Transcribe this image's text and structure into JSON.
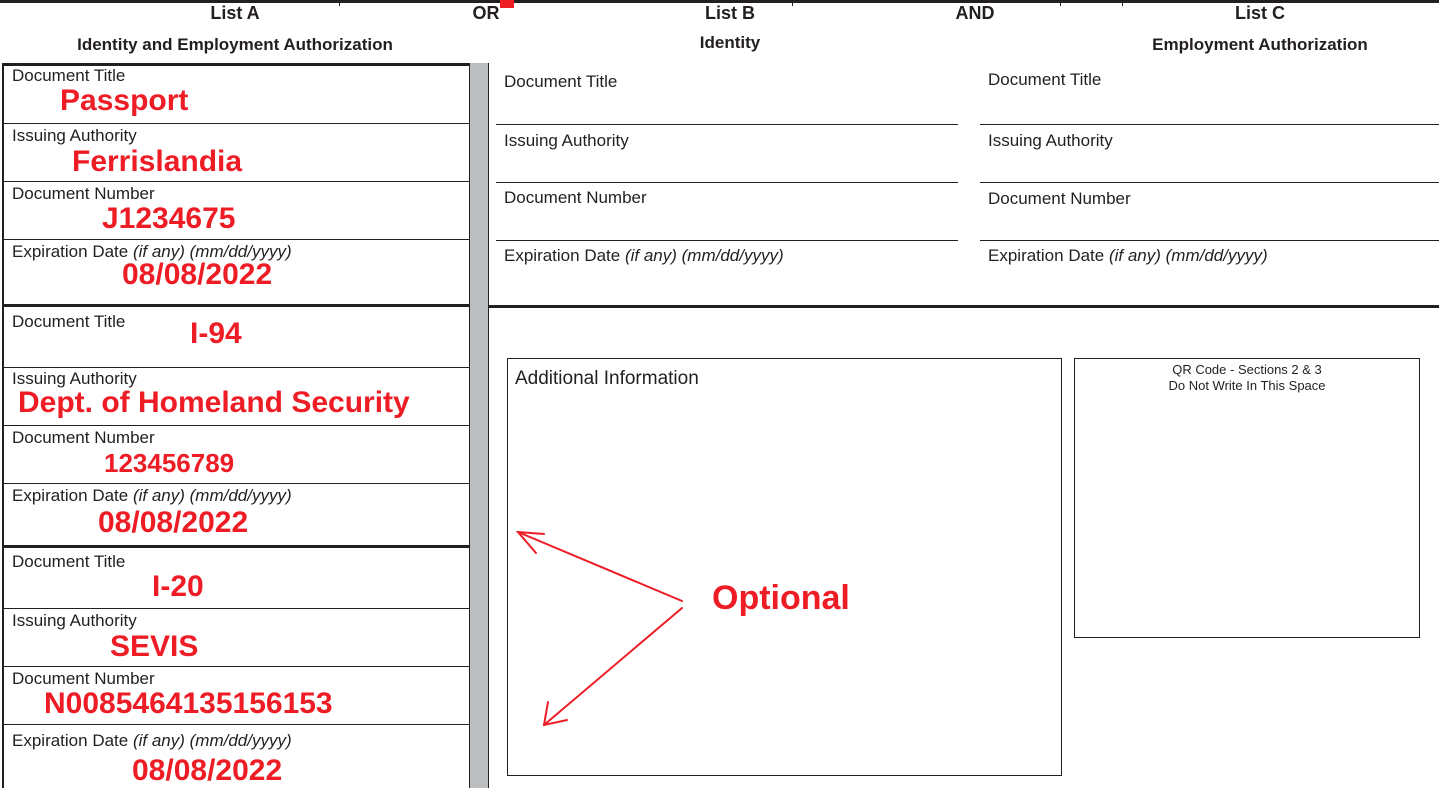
{
  "headers": {
    "list_a": {
      "title": "List A",
      "subtitle": "Identity and Employment Authorization"
    },
    "or": "OR",
    "list_b": {
      "title": "List B",
      "subtitle": "Identity"
    },
    "and": "AND",
    "list_c": {
      "title": "List C",
      "subtitle": "Employment Authorization"
    }
  },
  "labels": {
    "doc_title": "Document Title",
    "issuing": "Issuing Authority",
    "doc_number": "Document Number",
    "exp_prefix": "Expiration Date ",
    "exp_suffix": "(if any) (mm/dd/yyyy)"
  },
  "list_a_docs": [
    {
      "title": "Passport",
      "issuer": "Ferrislandia",
      "number": "J1234675",
      "expiration": "08/08/2022"
    },
    {
      "title": "I-94",
      "issuer": "Dept. of Homeland Security",
      "number": "123456789",
      "expiration": "08/08/2022"
    },
    {
      "title": "I-20",
      "issuer": "SEVIS",
      "number": "N0085464135156153",
      "expiration": "08/08/2022"
    }
  ],
  "additional_info": {
    "label": "Additional Information",
    "annotation": "Optional"
  },
  "qr": {
    "line1": "QR Code - Sections 2 & 3",
    "line2": "Do Not Write In This Space"
  },
  "colors": {
    "annotation": "#ee1c25",
    "shade": "#bcbec0",
    "ink": "#231f20"
  }
}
————————
TASK DESCRIPTION » Return, from the data, each line that has the word "annotation" in it.

REPLY »
    "annotation": "Optional"
    "annotation": "#ee1c25",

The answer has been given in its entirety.